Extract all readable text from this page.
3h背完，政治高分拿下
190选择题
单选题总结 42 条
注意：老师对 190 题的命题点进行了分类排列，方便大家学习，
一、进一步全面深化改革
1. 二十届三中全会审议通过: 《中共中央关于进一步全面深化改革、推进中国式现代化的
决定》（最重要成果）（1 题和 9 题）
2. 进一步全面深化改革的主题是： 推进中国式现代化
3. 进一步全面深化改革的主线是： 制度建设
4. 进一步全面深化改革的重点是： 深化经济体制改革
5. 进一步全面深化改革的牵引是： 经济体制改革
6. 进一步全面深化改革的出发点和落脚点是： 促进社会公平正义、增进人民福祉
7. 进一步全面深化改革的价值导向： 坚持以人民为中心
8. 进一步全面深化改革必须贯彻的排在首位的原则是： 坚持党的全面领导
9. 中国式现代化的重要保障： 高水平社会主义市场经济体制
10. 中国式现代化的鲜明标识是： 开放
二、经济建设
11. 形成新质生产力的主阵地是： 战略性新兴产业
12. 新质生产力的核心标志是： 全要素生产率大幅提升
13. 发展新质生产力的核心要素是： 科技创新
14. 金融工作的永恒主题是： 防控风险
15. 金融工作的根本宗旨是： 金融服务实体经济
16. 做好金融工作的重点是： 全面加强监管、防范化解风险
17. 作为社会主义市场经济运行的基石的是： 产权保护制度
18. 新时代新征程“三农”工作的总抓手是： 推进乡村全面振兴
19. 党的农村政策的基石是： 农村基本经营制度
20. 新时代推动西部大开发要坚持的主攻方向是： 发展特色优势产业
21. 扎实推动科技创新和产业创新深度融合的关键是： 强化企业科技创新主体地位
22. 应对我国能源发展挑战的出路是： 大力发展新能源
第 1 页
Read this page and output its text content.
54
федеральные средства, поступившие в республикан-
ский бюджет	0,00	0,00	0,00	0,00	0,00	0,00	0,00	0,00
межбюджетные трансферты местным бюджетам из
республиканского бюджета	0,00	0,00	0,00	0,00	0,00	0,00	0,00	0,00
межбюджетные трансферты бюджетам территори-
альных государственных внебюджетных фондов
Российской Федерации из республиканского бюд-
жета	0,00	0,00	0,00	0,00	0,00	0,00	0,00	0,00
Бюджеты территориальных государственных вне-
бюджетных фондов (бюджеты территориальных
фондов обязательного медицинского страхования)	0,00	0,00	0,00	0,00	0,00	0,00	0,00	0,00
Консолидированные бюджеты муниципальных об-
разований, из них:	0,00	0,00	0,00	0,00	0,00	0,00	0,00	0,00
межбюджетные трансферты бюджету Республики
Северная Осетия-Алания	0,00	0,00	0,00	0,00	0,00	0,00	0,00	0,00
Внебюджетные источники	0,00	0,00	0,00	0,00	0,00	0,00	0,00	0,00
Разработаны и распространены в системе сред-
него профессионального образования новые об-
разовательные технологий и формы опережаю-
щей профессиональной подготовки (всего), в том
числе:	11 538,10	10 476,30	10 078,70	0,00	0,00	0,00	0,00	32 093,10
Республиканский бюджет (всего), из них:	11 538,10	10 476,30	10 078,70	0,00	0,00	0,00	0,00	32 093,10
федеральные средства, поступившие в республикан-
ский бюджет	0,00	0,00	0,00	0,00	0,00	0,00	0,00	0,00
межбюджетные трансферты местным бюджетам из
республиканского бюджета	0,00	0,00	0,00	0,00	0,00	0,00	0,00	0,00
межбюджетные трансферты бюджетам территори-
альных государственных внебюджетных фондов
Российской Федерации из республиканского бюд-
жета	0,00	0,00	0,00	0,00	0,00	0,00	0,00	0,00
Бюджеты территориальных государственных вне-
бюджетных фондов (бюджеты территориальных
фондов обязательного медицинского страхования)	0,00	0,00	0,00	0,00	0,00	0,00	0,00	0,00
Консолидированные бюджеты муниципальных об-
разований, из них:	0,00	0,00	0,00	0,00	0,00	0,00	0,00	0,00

== What is needed ==
Copy every line from the entries that contains the word "text".

== Result of this exercise ==
Extract all readable text from this page.
Read this page and output its text content.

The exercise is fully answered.